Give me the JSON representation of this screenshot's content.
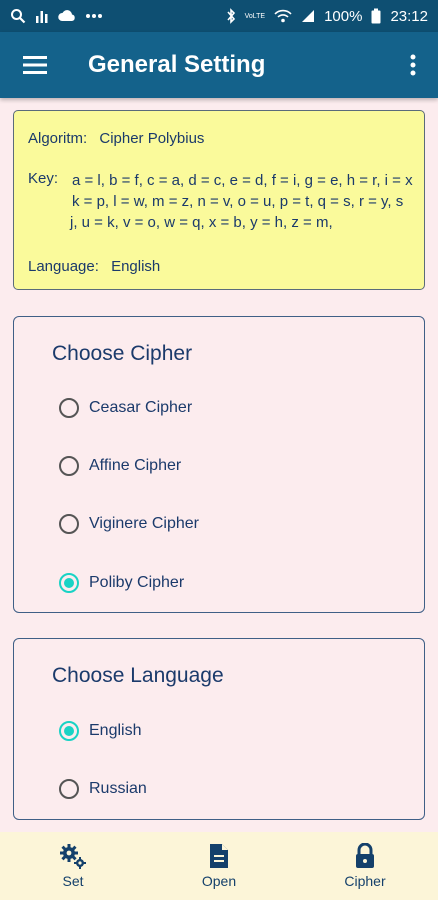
{
  "status_bar": {
    "battery": "100%",
    "time": "23:12",
    "network_label": "VoLTE"
  },
  "toolbar": {
    "title": "General Setting"
  },
  "info": {
    "algorithm_label": "Algoritm:",
    "algorithm_value": "Cipher Polybius",
    "key_label": "Key:",
    "key_lines": [
      "a = l, b = f, c = a, d = c, e = d, f = i, g = e, h = r, i = x",
      "k = p, l = w, m = z, n = v, o = u, p = t, q = s, r = y, s",
      "j, u = k, v = o, w = q, x = b, y = h, z = m,"
    ],
    "language_label": "Language:",
    "language_value": "English"
  },
  "cipher_card": {
    "title": "Choose Cipher",
    "options": [
      {
        "label": "Ceasar Cipher",
        "selected": false
      },
      {
        "label": "Affine Cipher",
        "selected": false
      },
      {
        "label": "Viginere Cipher",
        "selected": false
      },
      {
        "label": "Poliby Cipher",
        "selected": true
      }
    ]
  },
  "language_card": {
    "title": "Choose Language",
    "options": [
      {
        "label": "English",
        "selected": true
      },
      {
        "label": "Russian",
        "selected": false
      }
    ]
  },
  "bottom_nav": {
    "items": [
      {
        "label": "Set",
        "icon": "gears-icon"
      },
      {
        "label": "Open",
        "icon": "document-icon"
      },
      {
        "label": "Cipher",
        "icon": "lock-icon"
      }
    ]
  },
  "colors": {
    "status_bar": "#0e4f72",
    "toolbar": "#14628b",
    "info_card": "#fafa9b",
    "background": "#fcecee",
    "radio_selected": "#19d3c5",
    "bottom_nav": "#fcf5d8"
  }
}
=-=-=-=-=
=== REQUEST ===
Omit all pictures while transcribing the entries verbatim.

=== RESULT FOR THIS TASK ===
Give me the JSON representation of this screenshot's content.
{
  "status_bar": {
    "battery": "100%",
    "time": "23:12",
    "network_label": "VoLTE"
  },
  "toolbar": {
    "title": "General Setting"
  },
  "info": {
    "algorithm_label": "Algoritm:",
    "algorithm_value": "Cipher Polybius",
    "key_label": "Key:",
    "key_lines": [
      "a = l, b = f, c = a, d = c, e = d, f = i, g = e, h = r, i = x",
      "k = p, l = w, m = z, n = v, o = u, p = t, q = s, r = y, s",
      "j, u = k, v = o, w = q, x = b, y = h, z = m,"
    ],
    "language_label": "Language:",
    "language_value": "English"
  },
  "cipher_card": {
    "title": "Choose Cipher",
    "options": [
      {
        "label": "Ceasar Cipher",
        "selected": false
      },
      {
        "label": "Affine Cipher",
        "selected": false
      },
      {
        "label": "Viginere Cipher",
        "selected": false
      },
      {
        "label": "Poliby Cipher",
        "selected": true
      }
    ]
  },
  "language_card": {
    "title": "Choose Language",
    "options": [
      {
        "label": "English",
        "selected": true
      },
      {
        "label": "Russian",
        "selected": false
      }
    ]
  },
  "bottom_nav": {
    "items": [
      {
        "label": "Set",
        "icon": "gears-icon"
      },
      {
        "label": "Open",
        "icon": "document-icon"
      },
      {
        "label": "Cipher",
        "icon": "lock-icon"
      }
    ]
  },
  "colors": {
    "status_bar": "#0e4f72",
    "toolbar": "#14628b",
    "info_card": "#fafa9b",
    "background": "#fcecee",
    "radio_selected": "#19d3c5",
    "bottom_nav": "#fcf5d8"
  }
}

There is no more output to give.